- Task objective -
Copy every line of the records below word for word, keeping the original order. Leave out the pictures.

- Dataset items -

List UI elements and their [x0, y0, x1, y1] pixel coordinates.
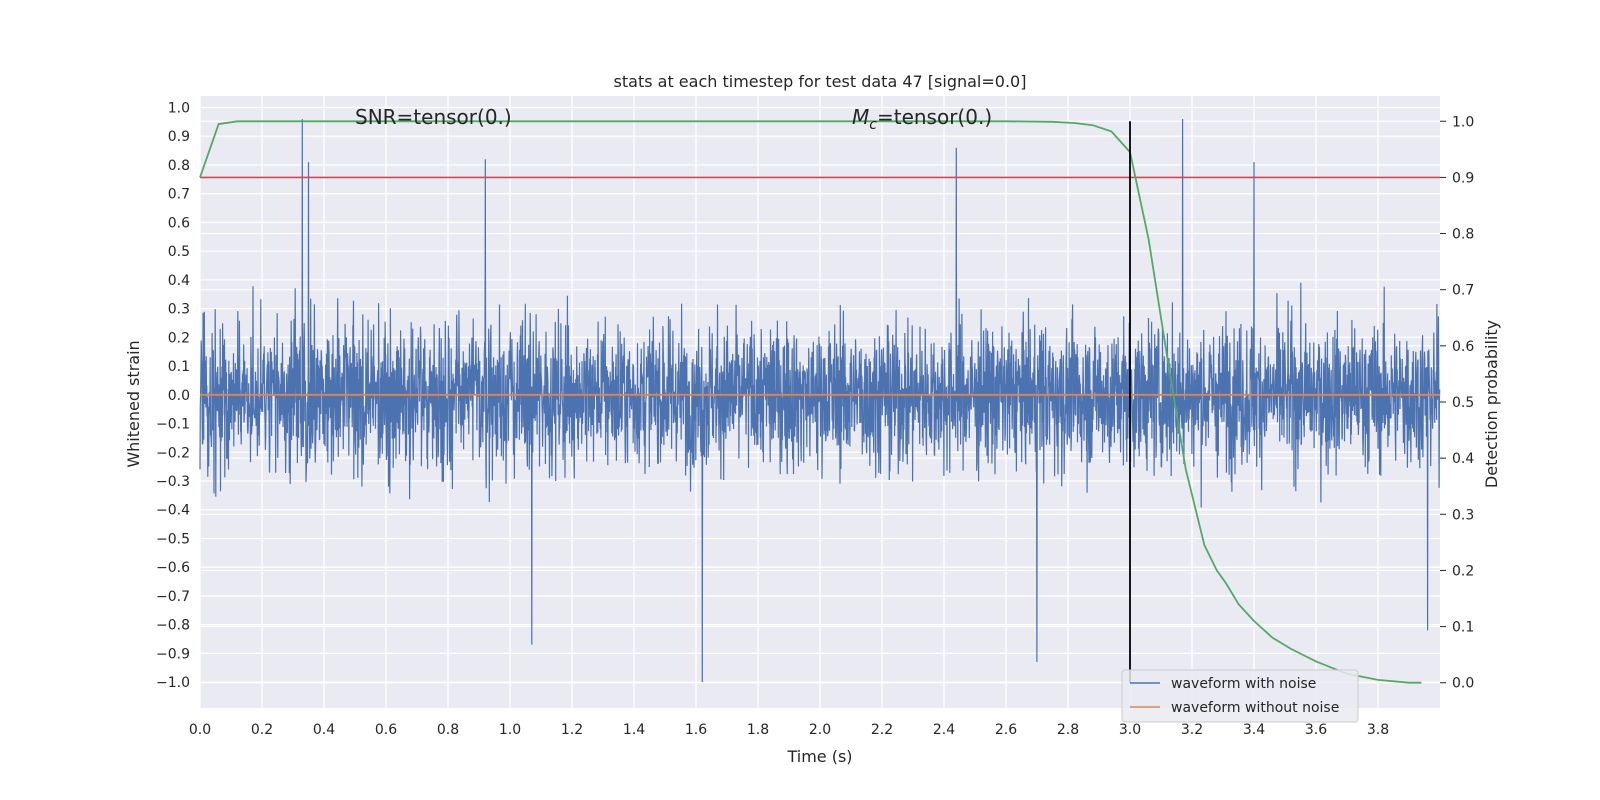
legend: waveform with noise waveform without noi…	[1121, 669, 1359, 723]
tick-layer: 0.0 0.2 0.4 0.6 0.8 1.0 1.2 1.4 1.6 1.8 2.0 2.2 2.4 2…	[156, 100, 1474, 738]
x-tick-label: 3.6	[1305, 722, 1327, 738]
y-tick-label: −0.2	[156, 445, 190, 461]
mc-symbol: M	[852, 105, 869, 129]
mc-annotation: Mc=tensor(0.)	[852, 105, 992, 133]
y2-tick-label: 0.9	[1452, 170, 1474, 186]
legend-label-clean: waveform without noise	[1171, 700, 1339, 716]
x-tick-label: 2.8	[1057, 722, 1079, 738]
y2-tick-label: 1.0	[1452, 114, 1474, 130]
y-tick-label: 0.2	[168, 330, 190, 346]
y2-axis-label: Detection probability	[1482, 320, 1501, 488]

- Full answer -
List UI elements and their [x0, y0, x1, y1] pixel coordinates.
legend: waveform with noise waveform without noi…	[1121, 669, 1359, 723]
tick-layer: 0.0 0.2 0.4 0.6 0.8 1.0 1.2 1.4 1.6 1.8 2.0 2.2 2.4 2…	[156, 100, 1474, 738]
x-tick-label: 3.6	[1305, 722, 1327, 738]
y-tick-label: −0.2	[156, 445, 190, 461]
mc-symbol: M	[852, 105, 869, 129]
mc-annotation: Mc=tensor(0.)	[852, 105, 992, 133]
y2-tick-label: 0.9	[1452, 170, 1474, 186]
legend-label-clean: waveform without noise	[1171, 700, 1339, 716]
x-tick-label: 2.8	[1057, 722, 1079, 738]
y2-tick-label: 1.0	[1452, 114, 1474, 130]
y-tick-label: 0.2	[168, 330, 190, 346]
y2-axis-label: Detection probability	[1482, 320, 1501, 488]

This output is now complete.